━━━ Provided records ━━━

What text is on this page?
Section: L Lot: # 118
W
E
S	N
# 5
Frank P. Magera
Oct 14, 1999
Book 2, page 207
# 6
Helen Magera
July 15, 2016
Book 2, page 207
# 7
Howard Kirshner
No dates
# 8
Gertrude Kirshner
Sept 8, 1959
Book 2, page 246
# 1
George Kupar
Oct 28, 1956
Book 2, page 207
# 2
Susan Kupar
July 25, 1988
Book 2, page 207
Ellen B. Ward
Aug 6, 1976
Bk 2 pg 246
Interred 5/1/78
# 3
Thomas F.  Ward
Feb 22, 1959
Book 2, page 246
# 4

━━━

- Exercise description -
Write each line above out exactly.

- Exercise output -
What text is on this page?
Section: L Lot: # 118
W
E
S	N
# 5
Frank P. Magera
Oct 14, 1999
Book 2, page 207
# 6
Helen Magera
July 15, 2016
Book 2, page 207
# 7
Howard Kirshner
No dates
# 8
Gertrude Kirshner
Sept 8, 1959
Book 2, page 246
# 1
George Kupar
Oct 28, 1956
Book 2, page 207
# 2
Susan Kupar
July 25, 1988
Book 2, page 207
Ellen B. Ward
Aug 6, 1976
Bk 2 pg 246
Interred 5/1/78
# 3
Thomas F.  Ward
Feb 22, 1959
Book 2, page 246
# 4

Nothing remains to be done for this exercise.